┌──

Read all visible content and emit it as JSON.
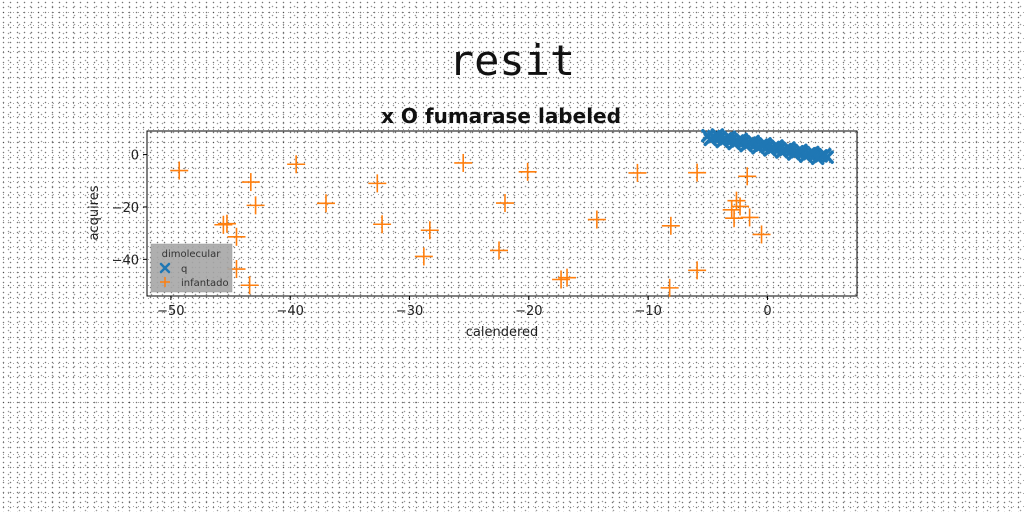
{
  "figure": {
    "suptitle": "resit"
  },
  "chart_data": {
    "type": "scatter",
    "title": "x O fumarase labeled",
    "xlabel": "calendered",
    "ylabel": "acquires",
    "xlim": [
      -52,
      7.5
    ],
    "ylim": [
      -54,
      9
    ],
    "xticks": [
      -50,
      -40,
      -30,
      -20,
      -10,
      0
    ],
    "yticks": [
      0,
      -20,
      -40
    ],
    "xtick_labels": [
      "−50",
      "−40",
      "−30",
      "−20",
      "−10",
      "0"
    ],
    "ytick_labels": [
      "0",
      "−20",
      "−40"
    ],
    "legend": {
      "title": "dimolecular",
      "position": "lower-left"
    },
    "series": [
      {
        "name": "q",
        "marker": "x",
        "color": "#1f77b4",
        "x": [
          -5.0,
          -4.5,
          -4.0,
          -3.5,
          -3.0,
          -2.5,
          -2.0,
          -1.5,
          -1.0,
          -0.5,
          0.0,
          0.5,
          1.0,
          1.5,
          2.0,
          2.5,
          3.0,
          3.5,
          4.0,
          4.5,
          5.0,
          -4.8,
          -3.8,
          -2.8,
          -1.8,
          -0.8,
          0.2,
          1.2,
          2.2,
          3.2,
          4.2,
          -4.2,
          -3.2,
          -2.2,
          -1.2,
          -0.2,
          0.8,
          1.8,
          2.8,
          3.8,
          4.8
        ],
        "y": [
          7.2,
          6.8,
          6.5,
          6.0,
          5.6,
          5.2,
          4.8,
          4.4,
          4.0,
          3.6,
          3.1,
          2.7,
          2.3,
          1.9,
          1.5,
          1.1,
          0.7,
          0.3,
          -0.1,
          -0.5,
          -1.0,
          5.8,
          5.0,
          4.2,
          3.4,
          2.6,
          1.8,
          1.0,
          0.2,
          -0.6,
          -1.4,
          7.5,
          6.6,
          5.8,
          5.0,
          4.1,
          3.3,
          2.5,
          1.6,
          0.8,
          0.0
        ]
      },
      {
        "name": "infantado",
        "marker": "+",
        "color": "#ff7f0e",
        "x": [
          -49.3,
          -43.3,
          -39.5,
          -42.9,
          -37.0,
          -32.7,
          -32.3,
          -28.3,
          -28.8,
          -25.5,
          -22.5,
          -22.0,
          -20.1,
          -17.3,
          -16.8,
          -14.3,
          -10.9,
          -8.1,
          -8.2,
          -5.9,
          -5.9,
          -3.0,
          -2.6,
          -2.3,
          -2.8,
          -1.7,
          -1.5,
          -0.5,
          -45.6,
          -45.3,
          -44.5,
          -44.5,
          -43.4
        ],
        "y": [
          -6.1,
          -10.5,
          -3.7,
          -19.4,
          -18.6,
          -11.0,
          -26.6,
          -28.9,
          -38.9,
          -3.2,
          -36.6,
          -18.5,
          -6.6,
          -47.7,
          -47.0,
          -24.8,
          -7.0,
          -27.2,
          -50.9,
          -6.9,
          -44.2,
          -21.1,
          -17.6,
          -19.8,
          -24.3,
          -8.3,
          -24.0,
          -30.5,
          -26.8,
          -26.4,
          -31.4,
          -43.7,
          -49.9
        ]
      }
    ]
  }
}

└──
┌──

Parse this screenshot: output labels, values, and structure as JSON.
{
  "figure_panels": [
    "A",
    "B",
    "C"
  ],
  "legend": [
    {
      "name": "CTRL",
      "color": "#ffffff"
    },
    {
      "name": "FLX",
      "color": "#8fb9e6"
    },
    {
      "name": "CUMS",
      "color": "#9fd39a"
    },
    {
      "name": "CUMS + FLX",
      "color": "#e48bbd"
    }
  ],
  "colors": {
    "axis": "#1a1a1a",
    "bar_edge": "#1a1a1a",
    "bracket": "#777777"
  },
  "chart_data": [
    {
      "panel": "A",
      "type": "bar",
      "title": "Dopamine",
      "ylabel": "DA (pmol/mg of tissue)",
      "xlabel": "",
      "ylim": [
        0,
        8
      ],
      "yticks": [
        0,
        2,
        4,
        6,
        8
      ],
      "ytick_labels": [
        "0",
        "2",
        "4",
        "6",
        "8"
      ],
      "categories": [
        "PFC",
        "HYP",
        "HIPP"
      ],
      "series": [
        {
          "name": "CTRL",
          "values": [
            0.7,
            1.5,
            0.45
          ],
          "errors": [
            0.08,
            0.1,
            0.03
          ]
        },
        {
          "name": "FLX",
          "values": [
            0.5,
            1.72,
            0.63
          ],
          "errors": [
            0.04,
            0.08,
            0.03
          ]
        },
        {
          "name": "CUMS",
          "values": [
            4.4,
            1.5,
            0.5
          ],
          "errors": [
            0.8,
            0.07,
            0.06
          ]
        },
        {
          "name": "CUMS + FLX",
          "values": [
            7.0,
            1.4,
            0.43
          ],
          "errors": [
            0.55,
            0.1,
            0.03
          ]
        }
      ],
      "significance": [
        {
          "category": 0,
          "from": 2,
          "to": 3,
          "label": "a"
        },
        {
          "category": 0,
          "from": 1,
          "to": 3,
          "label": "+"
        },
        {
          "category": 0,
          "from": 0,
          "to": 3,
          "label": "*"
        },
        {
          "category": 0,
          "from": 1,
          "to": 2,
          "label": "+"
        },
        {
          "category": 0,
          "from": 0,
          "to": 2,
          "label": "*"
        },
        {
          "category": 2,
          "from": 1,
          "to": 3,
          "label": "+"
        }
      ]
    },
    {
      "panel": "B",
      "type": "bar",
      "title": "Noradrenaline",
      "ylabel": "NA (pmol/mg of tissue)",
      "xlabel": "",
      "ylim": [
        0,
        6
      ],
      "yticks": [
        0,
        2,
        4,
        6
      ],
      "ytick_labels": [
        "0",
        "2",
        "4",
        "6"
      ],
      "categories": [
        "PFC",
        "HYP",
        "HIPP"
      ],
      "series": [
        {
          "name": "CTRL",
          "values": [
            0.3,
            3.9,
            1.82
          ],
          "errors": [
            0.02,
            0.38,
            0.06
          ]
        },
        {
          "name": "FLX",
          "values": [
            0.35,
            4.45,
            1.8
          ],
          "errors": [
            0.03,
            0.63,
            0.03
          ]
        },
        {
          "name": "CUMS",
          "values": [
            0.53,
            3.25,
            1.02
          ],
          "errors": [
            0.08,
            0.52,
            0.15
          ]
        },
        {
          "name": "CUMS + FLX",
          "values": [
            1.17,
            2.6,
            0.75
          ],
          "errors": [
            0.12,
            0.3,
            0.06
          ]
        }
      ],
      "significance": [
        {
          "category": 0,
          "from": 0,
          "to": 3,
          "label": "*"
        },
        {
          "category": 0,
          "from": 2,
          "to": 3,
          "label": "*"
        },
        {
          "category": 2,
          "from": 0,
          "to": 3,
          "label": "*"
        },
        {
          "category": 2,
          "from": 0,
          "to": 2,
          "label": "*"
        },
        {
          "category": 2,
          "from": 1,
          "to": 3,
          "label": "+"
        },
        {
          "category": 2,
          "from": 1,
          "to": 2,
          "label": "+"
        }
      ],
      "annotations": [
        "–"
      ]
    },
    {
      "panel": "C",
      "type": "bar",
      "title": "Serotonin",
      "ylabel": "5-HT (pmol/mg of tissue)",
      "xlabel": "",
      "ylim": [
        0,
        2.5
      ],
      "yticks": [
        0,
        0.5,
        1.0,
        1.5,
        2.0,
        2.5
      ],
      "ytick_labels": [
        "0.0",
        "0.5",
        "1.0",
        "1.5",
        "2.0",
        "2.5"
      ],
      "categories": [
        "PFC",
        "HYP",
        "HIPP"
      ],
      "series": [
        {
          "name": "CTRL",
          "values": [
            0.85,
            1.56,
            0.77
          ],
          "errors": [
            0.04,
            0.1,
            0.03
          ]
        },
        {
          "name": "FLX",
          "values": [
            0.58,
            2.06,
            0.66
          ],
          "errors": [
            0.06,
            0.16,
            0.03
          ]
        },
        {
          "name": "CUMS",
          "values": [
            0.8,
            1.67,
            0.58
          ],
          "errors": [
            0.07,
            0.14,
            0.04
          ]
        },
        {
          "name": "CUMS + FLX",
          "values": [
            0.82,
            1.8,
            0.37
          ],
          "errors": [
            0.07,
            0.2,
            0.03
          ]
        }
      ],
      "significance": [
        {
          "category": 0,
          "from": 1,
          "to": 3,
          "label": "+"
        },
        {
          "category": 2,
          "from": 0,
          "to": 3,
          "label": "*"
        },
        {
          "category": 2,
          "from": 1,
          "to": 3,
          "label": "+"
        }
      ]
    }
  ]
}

└──

## THE TASK
Which lines hold the word "pmol"? Copy each of them from the records.

## TASK ANSWER
      "ylabel": "DA (pmol/mg of tissue)",
      "ylabel": "NA (pmol/mg of tissue)",
      "ylabel": "5-HT (pmol/mg of tissue)",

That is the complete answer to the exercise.